Raw records

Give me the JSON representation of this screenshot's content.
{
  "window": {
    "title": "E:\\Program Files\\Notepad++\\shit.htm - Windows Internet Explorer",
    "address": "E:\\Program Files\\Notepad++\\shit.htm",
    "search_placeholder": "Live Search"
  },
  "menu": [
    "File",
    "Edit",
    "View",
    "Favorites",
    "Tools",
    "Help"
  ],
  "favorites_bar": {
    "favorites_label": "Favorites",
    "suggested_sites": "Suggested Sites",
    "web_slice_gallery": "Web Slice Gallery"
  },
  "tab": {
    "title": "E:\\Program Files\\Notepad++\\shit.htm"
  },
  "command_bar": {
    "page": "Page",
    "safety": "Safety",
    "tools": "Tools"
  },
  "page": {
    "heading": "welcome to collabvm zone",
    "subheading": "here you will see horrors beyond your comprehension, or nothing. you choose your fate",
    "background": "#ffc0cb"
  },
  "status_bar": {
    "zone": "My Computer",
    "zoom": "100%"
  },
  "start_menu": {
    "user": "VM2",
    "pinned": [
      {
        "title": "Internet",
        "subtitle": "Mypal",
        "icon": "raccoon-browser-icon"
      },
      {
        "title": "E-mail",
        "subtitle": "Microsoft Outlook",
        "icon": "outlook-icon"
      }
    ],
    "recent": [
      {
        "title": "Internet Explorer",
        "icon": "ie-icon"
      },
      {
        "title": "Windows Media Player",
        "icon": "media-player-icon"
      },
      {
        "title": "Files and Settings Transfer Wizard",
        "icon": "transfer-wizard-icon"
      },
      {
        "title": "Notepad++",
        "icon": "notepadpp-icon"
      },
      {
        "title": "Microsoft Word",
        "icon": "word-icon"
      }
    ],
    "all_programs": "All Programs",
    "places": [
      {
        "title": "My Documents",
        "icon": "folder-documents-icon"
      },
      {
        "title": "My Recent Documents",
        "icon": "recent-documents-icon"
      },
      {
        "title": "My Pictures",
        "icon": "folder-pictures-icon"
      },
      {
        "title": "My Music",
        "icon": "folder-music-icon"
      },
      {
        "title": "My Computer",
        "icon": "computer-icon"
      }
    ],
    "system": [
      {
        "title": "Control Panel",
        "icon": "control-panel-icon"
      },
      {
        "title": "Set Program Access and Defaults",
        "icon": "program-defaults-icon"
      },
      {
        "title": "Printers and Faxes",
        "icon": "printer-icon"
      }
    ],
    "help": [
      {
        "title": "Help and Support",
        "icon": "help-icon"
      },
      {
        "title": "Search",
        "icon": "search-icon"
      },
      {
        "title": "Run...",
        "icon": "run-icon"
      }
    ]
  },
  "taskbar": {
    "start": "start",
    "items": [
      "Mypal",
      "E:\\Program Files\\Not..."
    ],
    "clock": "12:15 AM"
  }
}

Problem requirements
Could you transcribe the records in full, exactly?

Solution for this task
Give me the JSON representation of this screenshot's content.
{
  "window": {
    "title": "E:\\Program Files\\Notepad++\\shit.htm - Windows Internet Explorer",
    "address": "E:\\Program Files\\Notepad++\\shit.htm",
    "search_placeholder": "Live Search"
  },
  "menu": [
    "File",
    "Edit",
    "View",
    "Favorites",
    "Tools",
    "Help"
  ],
  "favorites_bar": {
    "favorites_label": "Favorites",
    "suggested_sites": "Suggested Sites",
    "web_slice_gallery": "Web Slice Gallery"
  },
  "tab": {
    "title": "E:\\Program Files\\Notepad++\\shit.htm"
  },
  "command_bar": {
    "page": "Page",
    "safety": "Safety",
    "tools": "Tools"
  },
  "page": {
    "heading": "welcome to collabvm zone",
    "subheading": "here you will see horrors beyond your comprehension, or nothing. you choose your fate",
    "background": "#ffc0cb"
  },
  "status_bar": {
    "zone": "My Computer",
    "zoom": "100%"
  },
  "start_menu": {
    "user": "VM2",
    "pinned": [
      {
        "title": "Internet",
        "subtitle": "Mypal",
        "icon": "raccoon-browser-icon"
      },
      {
        "title": "E-mail",
        "subtitle": "Microsoft Outlook",
        "icon": "outlook-icon"
      }
    ],
    "recent": [
      {
        "title": "Internet Explorer",
        "icon": "ie-icon"
      },
      {
        "title": "Windows Media Player",
        "icon": "media-player-icon"
      },
      {
        "title": "Files and Settings Transfer Wizard",
        "icon": "transfer-wizard-icon"
      },
      {
        "title": "Notepad++",
        "icon": "notepadpp-icon"
      },
      {
        "title": "Microsoft Word",
        "icon": "word-icon"
      }
    ],
    "all_programs": "All Programs",
    "places": [
      {
        "title": "My Documents",
        "icon": "folder-documents-icon"
      },
      {
        "title": "My Recent Documents",
        "icon": "recent-documents-icon"
      },
      {
        "title": "My Pictures",
        "icon": "folder-pictures-icon"
      },
      {
        "title": "My Music",
        "icon": "folder-music-icon"
      },
      {
        "title": "My Computer",
        "icon": "computer-icon"
      }
    ],
    "system": [
      {
        "title": "Control Panel",
        "icon": "control-panel-icon"
      },
      {
        "title": "Set Program Access and Defaults",
        "icon": "program-defaults-icon"
      },
      {
        "title": "Printers and Faxes",
        "icon": "printer-icon"
      }
    ],
    "help": [
      {
        "title": "Help and Support",
        "icon": "help-icon"
      },
      {
        "title": "Search",
        "icon": "search-icon"
      },
      {
        "title": "Run...",
        "icon": "run-icon"
      }
    ]
  },
  "taskbar": {
    "start": "start",
    "items": [
      "Mypal",
      "E:\\Program Files\\Not..."
    ],
    "clock": "12:15 AM"
  }
}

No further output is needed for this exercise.